**What the task asks**
Output the data below in full, byte for byte. Nothing may differ.

**Stored rows**
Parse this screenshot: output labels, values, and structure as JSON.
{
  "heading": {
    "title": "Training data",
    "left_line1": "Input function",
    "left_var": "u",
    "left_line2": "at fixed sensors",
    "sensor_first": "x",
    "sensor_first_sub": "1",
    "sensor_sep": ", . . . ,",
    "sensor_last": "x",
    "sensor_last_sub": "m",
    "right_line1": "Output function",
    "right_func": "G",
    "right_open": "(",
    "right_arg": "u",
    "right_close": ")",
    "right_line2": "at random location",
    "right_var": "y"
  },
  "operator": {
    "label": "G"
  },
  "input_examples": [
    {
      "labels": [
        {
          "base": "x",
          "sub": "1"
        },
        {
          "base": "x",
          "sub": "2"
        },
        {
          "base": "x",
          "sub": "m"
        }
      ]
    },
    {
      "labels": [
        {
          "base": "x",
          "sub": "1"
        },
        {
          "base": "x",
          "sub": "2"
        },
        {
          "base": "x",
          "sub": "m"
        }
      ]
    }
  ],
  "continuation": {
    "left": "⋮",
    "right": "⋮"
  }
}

**Correct result**
Parse this screenshot: output labels, values, and structure as JSON.
{
  "heading": {
    "title": "Training data",
    "left_line1": "Input function",
    "left_var": "u",
    "left_line2": "at fixed sensors",
    "sensor_first": "x",
    "sensor_first_sub": "1",
    "sensor_sep": ", . . . ,",
    "sensor_last": "x",
    "sensor_last_sub": "m",
    "right_line1": "Output function",
    "right_func": "G",
    "right_open": "(",
    "right_arg": "u",
    "right_close": ")",
    "right_line2": "at random location",
    "right_var": "y"
  },
  "operator": {
    "label": "G"
  },
  "input_examples": [
    {
      "labels": [
        {
          "base": "x",
          "sub": "1"
        },
        {
          "base": "x",
          "sub": "2"
        },
        {
          "base": "x",
          "sub": "m"
        }
      ]
    },
    {
      "labels": [
        {
          "base": "x",
          "sub": "1"
        },
        {
          "base": "x",
          "sub": "2"
        },
        {
          "base": "x",
          "sub": "m"
        }
      ]
    }
  ],
  "continuation": {
    "left": "⋮",
    "right": "⋮"
  }
}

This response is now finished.